Copy the lines below word for word, with every character unchanged.

Part of a data file:
——————————
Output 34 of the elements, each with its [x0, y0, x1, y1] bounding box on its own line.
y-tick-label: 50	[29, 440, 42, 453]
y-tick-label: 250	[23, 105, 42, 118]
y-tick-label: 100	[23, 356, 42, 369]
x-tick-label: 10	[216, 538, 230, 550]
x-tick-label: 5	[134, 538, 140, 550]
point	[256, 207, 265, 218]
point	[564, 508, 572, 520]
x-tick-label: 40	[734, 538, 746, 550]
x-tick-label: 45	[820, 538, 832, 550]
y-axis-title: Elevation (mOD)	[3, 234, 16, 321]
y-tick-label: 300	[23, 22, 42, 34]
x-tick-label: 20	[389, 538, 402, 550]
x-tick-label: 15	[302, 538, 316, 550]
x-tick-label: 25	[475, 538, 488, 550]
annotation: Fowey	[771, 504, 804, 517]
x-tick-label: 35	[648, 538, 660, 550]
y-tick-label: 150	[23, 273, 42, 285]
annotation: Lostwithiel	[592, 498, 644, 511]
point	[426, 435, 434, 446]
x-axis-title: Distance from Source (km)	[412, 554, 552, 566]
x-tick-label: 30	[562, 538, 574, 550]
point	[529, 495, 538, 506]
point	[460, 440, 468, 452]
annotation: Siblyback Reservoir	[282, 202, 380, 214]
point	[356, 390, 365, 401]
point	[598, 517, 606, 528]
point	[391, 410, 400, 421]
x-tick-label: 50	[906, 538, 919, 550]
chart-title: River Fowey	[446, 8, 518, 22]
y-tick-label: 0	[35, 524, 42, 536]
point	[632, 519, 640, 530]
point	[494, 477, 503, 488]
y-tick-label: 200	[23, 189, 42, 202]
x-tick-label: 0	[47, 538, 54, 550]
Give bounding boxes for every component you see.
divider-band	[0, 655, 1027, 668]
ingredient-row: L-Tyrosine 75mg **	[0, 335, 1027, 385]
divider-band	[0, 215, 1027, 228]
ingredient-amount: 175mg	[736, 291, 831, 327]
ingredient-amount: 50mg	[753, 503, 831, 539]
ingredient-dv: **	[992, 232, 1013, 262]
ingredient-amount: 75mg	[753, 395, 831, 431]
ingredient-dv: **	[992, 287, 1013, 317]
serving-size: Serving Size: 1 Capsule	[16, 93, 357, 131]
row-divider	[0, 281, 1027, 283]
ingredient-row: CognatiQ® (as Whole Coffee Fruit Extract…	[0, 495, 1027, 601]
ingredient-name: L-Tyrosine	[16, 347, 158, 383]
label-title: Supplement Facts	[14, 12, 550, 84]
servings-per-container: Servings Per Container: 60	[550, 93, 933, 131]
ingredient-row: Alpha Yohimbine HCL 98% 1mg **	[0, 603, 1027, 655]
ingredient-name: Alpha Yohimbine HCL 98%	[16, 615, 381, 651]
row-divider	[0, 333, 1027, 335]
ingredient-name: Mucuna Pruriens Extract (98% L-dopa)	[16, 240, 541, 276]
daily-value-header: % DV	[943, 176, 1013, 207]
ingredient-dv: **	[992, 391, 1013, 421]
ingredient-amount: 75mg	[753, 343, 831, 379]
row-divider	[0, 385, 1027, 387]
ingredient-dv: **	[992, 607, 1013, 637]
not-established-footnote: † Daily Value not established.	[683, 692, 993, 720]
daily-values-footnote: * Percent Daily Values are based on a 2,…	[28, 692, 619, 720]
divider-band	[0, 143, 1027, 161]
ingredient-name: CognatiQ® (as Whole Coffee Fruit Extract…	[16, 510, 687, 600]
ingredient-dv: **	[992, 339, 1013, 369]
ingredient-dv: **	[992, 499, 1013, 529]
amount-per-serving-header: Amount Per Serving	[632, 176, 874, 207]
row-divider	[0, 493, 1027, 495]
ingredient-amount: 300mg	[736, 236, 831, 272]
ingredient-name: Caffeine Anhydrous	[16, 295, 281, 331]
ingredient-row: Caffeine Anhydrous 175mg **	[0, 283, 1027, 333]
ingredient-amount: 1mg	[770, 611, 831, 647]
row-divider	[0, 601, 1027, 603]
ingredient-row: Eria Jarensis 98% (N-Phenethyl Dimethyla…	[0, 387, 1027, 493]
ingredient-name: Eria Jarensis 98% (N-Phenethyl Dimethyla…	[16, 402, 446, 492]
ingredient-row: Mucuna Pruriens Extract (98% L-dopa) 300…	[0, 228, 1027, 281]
——————————
TASK RESPONSE →
Output 34 of the elements, each with its [x0, y0, x1, y1] bounding box on its own line.
y-tick-label: 50	[29, 440, 42, 453]
y-tick-label: 250	[23, 105, 42, 118]
y-tick-label: 100	[23, 356, 42, 369]
x-tick-label: 10	[216, 538, 230, 550]
x-tick-label: 5	[134, 538, 140, 550]
point	[256, 207, 265, 218]
point	[564, 508, 572, 520]
x-tick-label: 40	[734, 538, 746, 550]
x-tick-label: 45	[820, 538, 832, 550]
y-axis-title: Elevation (mOD)	[3, 234, 16, 321]
y-tick-label: 300	[23, 22, 42, 34]
x-tick-label: 20	[389, 538, 402, 550]
x-tick-label: 15	[302, 538, 316, 550]
x-tick-label: 25	[475, 538, 488, 550]
annotation: Fowey	[771, 504, 804, 517]
x-tick-label: 35	[648, 538, 660, 550]
y-tick-label: 150	[23, 273, 42, 285]
annotation: Lostwithiel	[592, 498, 644, 511]
point	[426, 435, 434, 446]
x-axis-title: Distance from Source (km)	[412, 554, 552, 566]
x-tick-label: 30	[562, 538, 574, 550]
point	[529, 495, 538, 506]
point	[460, 440, 468, 452]
annotation: Siblyback Reservoir	[282, 202, 380, 214]
point	[356, 390, 365, 401]
point	[598, 517, 606, 528]
point	[391, 410, 400, 421]
x-tick-label: 50	[906, 538, 919, 550]
chart-title: River Fowey	[446, 8, 518, 22]
y-tick-label: 0	[35, 524, 42, 536]
point	[632, 519, 640, 530]
point	[494, 477, 503, 488]
y-tick-label: 200	[23, 189, 42, 202]
x-tick-label: 0	[47, 538, 54, 550]
Give bounding boxes for every component you see.
divider-band	[0, 655, 1027, 668]
ingredient-row: L-Tyrosine 75mg **	[0, 335, 1027, 385]
divider-band	[0, 215, 1027, 228]
ingredient-amount: 175mg	[736, 291, 831, 327]
ingredient-amount: 50mg	[753, 503, 831, 539]
ingredient-dv: **	[992, 232, 1013, 262]
ingredient-amount: 75mg	[753, 395, 831, 431]
ingredient-dv: **	[992, 287, 1013, 317]
serving-size: Serving Size: 1 Capsule	[16, 93, 357, 131]
row-divider	[0, 281, 1027, 283]
ingredient-row: CognatiQ® (as Whole Coffee Fruit Extract…	[0, 495, 1027, 601]
ingredient-name: L-Tyrosine	[16, 347, 158, 383]
label-title: Supplement Facts	[14, 12, 550, 84]
servings-per-container: Servings Per Container: 60	[550, 93, 933, 131]
ingredient-row: Alpha Yohimbine HCL 98% 1mg **	[0, 603, 1027, 655]
ingredient-name: Alpha Yohimbine HCL 98%	[16, 615, 381, 651]
row-divider	[0, 333, 1027, 335]
ingredient-name: Mucuna Pruriens Extract (98% L-dopa)	[16, 240, 541, 276]
daily-value-header: % DV	[943, 176, 1013, 207]
ingredient-dv: **	[992, 391, 1013, 421]
ingredient-amount: 75mg	[753, 343, 831, 379]
row-divider	[0, 385, 1027, 387]
ingredient-dv: **	[992, 607, 1013, 637]
not-established-footnote: † Daily Value not established.	[683, 692, 993, 720]
daily-values-footnote: * Percent Daily Values are based on a 2,…	[28, 692, 619, 720]
divider-band	[0, 143, 1027, 161]
ingredient-name: CognatiQ® (as Whole Coffee Fruit Extract…	[16, 510, 687, 600]
ingredient-dv: **	[992, 339, 1013, 369]
ingredient-dv: **	[992, 499, 1013, 529]
amount-per-serving-header: Amount Per Serving	[632, 176, 874, 207]
row-divider	[0, 493, 1027, 495]
ingredient-amount: 300mg	[736, 236, 831, 272]
ingredient-name: Caffeine Anhydrous	[16, 295, 281, 331]
ingredient-row: Caffeine Anhydrous 175mg **	[0, 283, 1027, 333]
ingredient-amount: 1mg	[770, 611, 831, 647]
row-divider	[0, 601, 1027, 603]
ingredient-row: Eria Jarensis 98% (N-Phenethyl Dimethyla…	[0, 387, 1027, 493]
ingredient-name: Eria Jarensis 98% (N-Phenethyl Dimethyla…	[16, 402, 446, 492]
ingredient-row: Mucuna Pruriens Extract (98% L-dopa) 300…	[0, 228, 1027, 281]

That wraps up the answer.